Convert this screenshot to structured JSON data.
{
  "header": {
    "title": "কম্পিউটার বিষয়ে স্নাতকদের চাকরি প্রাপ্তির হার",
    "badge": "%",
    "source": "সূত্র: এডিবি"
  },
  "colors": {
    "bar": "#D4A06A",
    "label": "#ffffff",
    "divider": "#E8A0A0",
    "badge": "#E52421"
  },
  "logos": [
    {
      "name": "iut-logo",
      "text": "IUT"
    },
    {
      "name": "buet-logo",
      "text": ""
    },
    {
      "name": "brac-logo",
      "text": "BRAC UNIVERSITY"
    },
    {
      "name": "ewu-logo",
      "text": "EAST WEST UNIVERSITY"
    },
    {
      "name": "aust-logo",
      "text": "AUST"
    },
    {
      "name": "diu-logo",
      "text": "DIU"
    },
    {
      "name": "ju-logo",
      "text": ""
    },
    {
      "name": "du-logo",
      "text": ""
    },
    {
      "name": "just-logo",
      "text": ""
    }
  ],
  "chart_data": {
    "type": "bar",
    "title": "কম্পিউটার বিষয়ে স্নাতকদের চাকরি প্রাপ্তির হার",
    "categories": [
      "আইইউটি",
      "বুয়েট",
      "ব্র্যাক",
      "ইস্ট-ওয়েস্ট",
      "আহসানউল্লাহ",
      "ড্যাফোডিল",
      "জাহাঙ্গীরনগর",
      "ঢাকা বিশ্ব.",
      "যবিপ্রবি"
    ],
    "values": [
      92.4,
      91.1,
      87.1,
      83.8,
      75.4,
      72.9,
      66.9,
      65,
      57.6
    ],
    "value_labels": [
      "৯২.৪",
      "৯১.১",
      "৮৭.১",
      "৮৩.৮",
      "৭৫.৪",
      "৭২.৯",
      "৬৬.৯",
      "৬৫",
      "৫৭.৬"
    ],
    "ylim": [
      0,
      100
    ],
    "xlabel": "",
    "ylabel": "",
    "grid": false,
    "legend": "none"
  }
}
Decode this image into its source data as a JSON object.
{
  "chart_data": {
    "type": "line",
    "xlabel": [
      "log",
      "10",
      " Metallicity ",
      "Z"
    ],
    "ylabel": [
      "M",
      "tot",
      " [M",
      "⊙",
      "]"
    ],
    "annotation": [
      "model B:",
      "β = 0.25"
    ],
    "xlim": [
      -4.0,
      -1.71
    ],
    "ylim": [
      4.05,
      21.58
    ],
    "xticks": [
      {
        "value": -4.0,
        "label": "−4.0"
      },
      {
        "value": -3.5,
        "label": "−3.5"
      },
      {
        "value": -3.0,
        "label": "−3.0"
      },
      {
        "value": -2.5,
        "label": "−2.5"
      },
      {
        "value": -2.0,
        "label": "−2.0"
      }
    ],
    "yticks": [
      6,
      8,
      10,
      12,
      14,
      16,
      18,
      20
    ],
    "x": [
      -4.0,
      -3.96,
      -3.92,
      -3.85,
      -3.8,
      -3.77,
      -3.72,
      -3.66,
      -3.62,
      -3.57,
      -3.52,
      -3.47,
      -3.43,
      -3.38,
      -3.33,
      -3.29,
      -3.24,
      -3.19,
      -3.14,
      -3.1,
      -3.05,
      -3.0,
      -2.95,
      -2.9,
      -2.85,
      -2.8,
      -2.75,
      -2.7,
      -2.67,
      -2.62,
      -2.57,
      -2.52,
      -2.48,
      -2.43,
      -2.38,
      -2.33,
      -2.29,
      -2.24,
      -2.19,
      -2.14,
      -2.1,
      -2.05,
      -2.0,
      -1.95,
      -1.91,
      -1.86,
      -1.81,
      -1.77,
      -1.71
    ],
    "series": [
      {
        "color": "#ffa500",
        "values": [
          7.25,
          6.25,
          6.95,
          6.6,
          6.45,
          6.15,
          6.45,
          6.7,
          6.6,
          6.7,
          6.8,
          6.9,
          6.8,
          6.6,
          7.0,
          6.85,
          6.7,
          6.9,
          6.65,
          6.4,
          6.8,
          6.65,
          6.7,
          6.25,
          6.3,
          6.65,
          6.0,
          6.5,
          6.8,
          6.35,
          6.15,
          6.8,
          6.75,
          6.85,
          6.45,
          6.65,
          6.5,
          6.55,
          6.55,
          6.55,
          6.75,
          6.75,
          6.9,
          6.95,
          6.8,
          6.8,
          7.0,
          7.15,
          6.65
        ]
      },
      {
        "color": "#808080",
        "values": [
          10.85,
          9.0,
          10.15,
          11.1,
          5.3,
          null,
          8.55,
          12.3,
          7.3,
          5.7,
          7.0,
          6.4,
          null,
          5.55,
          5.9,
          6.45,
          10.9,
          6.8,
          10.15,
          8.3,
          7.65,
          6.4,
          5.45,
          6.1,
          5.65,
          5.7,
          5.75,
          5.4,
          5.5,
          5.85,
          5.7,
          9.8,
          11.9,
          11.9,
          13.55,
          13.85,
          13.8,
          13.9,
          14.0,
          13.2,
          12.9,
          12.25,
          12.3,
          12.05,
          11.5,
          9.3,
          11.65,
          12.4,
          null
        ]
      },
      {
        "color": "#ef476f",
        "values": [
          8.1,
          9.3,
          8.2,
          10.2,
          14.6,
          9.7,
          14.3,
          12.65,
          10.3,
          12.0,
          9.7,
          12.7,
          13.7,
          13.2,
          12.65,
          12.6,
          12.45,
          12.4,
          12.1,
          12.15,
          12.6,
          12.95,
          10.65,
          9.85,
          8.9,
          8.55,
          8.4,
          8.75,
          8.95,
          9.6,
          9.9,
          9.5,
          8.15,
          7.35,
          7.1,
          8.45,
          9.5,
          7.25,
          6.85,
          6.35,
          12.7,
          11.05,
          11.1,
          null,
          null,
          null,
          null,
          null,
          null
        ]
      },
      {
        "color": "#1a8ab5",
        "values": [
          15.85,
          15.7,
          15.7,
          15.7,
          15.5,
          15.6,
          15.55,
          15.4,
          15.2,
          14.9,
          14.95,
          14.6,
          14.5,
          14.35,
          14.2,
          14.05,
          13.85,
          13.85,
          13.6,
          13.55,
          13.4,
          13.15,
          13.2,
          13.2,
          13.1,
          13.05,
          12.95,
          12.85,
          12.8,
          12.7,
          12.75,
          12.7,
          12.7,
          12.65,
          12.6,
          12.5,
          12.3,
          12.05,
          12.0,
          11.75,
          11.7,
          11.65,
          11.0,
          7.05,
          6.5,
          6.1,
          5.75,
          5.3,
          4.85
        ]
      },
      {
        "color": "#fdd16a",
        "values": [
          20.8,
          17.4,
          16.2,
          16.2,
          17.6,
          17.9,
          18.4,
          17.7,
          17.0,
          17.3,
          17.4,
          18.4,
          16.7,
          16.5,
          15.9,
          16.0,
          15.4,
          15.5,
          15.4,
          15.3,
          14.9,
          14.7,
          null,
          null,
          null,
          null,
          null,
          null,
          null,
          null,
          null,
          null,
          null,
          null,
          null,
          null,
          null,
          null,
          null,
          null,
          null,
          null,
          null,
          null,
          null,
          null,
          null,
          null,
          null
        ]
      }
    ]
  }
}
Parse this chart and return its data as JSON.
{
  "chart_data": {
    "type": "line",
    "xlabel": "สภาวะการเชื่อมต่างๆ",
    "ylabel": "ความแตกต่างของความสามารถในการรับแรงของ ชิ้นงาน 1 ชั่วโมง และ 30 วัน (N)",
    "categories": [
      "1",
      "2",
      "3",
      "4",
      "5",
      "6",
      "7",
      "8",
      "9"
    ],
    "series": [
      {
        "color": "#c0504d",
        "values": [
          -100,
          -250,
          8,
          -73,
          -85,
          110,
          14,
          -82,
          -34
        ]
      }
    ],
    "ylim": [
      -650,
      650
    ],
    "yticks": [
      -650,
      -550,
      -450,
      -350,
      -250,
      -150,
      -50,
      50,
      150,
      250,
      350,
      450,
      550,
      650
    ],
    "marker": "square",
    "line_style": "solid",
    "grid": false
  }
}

### [Short problem]
Look through the entries above; copy every line holding the string "JSON".

### [Worked solution]
Convert this screenshot to structured JSON data.
Decode this image into its source data as a JSON object.
Parse this chart and return its data as JSON.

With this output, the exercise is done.